GIVEN REQUEST
Copy the records below word for word. Start at their first line and stop after the line that contains "callout-label: 22, 24 [534, 761, 569, 774]".

DATA LINES
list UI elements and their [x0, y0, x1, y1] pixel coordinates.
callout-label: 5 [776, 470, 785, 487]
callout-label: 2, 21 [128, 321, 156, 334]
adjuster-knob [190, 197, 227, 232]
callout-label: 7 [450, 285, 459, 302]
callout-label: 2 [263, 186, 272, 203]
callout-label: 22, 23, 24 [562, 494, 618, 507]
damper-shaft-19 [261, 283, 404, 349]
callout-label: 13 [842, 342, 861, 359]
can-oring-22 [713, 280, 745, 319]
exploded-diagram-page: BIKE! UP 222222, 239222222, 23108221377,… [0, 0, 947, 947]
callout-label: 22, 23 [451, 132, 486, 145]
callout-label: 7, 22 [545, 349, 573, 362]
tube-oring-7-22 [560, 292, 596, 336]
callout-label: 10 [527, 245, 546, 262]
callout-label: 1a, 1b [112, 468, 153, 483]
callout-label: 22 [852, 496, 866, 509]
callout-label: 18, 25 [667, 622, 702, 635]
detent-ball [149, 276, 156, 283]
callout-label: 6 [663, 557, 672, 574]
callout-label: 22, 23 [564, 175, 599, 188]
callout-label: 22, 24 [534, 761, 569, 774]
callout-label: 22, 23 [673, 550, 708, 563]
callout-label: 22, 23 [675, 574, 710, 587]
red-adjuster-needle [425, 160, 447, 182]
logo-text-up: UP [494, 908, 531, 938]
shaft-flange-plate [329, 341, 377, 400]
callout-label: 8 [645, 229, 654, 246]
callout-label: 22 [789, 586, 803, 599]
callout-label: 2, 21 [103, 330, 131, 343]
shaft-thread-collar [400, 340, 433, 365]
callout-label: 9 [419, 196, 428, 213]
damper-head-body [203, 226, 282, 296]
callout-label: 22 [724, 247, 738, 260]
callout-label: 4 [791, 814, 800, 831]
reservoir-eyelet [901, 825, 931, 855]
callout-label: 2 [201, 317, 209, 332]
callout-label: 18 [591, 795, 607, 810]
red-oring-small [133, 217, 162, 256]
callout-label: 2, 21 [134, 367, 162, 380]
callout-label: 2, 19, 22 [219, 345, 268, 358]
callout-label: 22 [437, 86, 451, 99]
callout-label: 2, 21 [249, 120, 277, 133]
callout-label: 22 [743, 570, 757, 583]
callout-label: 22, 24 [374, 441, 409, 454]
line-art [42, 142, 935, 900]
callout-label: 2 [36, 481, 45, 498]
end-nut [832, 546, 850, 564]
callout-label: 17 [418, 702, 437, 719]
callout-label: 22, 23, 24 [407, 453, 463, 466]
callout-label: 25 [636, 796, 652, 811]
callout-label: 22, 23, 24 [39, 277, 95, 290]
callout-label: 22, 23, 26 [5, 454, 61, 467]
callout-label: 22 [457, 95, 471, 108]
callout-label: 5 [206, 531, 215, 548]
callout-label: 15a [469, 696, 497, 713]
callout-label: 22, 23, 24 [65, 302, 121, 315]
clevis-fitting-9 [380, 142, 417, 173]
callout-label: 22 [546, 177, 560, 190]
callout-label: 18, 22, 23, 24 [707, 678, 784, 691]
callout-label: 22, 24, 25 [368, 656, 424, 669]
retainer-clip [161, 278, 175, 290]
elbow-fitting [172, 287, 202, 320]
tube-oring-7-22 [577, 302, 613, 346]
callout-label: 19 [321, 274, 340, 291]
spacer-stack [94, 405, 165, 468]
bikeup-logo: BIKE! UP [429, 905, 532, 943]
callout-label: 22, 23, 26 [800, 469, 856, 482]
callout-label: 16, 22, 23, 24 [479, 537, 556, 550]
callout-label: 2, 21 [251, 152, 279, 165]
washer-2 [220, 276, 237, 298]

WRITTEN SOLUTION
list UI elements and their [x0, y0, x1, y1] pixel coordinates.
callout-label: 5 [776, 470, 785, 487]
callout-label: 2, 21 [128, 321, 156, 334]
adjuster-knob [190, 197, 227, 232]
callout-label: 7 [450, 285, 459, 302]
callout-label: 2 [263, 186, 272, 203]
callout-label: 22, 23, 24 [562, 494, 618, 507]
damper-shaft-19 [261, 283, 404, 349]
callout-label: 13 [842, 342, 861, 359]
can-oring-22 [713, 280, 745, 319]
exploded-diagram-page: BIKE! UP 222222, 239222222, 23108221377,… [0, 0, 947, 947]
callout-label: 22, 23 [451, 132, 486, 145]
callout-label: 7, 22 [545, 349, 573, 362]
tube-oring-7-22 [560, 292, 596, 336]
callout-label: 10 [527, 245, 546, 262]
callout-label: 1a, 1b [112, 468, 153, 483]
callout-label: 22 [852, 496, 866, 509]
callout-label: 18, 25 [667, 622, 702, 635]
detent-ball [149, 276, 156, 283]
callout-label: 6 [663, 557, 672, 574]
callout-label: 22, 23 [564, 175, 599, 188]
callout-label: 22, 24 [534, 761, 569, 774]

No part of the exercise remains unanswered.